Collected data entries:
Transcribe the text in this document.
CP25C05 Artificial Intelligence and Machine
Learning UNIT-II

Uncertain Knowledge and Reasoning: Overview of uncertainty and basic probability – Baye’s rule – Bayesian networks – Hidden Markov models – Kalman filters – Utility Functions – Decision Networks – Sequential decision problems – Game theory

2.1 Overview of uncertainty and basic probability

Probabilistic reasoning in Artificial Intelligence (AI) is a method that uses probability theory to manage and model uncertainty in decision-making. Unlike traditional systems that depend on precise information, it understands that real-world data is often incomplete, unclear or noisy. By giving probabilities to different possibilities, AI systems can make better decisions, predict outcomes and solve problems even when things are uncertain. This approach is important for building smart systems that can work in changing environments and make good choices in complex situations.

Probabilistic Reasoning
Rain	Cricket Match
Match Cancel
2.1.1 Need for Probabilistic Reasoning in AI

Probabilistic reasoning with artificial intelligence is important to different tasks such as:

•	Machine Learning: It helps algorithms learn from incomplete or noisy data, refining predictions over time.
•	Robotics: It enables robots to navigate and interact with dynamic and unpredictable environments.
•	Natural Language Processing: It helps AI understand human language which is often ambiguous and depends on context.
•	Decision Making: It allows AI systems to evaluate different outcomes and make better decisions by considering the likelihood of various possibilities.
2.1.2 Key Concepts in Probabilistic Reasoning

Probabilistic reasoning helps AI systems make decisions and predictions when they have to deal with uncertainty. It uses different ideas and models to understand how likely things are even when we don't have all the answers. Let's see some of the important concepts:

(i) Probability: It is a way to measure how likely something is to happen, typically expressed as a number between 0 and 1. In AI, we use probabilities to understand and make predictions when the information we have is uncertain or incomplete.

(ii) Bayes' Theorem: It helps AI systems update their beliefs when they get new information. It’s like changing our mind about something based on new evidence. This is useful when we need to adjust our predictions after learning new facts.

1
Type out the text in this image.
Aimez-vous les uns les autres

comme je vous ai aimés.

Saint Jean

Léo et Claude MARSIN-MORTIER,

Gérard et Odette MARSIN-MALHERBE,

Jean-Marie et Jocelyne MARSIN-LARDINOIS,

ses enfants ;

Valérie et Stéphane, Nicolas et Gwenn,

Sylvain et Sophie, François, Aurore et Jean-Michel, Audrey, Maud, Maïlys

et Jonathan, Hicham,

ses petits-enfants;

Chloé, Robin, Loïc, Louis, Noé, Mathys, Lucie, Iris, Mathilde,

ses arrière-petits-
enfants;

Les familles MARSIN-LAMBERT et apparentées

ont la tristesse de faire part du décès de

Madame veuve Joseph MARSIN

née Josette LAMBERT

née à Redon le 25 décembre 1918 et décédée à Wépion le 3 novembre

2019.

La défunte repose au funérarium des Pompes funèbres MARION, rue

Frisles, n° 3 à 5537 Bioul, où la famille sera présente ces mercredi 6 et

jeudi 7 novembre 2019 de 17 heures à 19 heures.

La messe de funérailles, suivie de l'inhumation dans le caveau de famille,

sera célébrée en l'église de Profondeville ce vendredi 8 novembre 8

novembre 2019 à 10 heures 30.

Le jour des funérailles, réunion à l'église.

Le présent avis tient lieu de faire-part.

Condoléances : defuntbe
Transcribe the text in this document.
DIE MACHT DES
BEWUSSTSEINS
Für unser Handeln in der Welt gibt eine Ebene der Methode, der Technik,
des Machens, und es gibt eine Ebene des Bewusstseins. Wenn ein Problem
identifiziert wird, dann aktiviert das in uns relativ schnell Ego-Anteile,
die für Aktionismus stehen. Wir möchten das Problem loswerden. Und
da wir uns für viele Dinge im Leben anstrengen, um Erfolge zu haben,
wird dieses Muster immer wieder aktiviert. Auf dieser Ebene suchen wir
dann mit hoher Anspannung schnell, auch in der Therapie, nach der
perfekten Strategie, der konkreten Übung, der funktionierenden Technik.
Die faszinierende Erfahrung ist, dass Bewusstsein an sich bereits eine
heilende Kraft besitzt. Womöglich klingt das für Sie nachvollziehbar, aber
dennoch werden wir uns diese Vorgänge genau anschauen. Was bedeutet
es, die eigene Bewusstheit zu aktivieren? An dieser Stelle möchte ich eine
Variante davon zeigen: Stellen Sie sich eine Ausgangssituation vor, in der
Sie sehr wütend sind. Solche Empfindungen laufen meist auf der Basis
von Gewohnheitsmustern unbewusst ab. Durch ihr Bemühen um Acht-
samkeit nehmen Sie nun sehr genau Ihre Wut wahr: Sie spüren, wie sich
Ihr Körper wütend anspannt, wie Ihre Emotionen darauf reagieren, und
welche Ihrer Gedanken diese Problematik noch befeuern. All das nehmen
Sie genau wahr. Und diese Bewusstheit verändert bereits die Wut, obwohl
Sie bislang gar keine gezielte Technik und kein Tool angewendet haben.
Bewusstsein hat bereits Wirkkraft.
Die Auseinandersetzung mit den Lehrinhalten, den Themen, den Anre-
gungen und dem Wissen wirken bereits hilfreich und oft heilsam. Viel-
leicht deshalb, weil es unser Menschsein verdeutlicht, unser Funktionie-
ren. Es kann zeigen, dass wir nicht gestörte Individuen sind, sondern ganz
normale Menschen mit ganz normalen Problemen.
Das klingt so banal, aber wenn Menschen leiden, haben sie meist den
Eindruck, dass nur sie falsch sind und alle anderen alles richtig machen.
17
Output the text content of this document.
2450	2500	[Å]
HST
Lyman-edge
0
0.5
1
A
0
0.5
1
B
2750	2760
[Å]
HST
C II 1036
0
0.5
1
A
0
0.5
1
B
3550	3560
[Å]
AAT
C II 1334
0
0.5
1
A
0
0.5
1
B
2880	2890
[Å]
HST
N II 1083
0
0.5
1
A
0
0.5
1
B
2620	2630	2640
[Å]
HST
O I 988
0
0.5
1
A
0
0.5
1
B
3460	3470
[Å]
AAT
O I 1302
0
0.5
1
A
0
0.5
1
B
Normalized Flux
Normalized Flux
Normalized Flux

(Request): Transcribe, word for word, every line from the one containing "Output the text content of this document." through the final line of the entries, and nothing else.

(Completed exercise):
Output the text content of this document.
2450	2500	[Å]
HST
Lyman-edge
0
0.5
1
A
0
0.5
1
B
2750	2760
[Å]
HST
C II 1036
0
0.5
1
A
0
0.5
1
B
3550	3560
[Å]
AAT
C II 1334
0
0.5
1
A
0
0.5
1
B
2880	2890
[Å]
HST
N II 1083
0
0.5
1
A
0
0.5
1
B
2620	2630	2640
[Å]
HST
O I 988
0
0.5
1
A
0
0.5
1
B
3460	3470
[Å]
AAT
O I 1302
0
0.5
1
A
0
0.5
1
B
Normalized Flux
Normalized Flux
Normalized Flux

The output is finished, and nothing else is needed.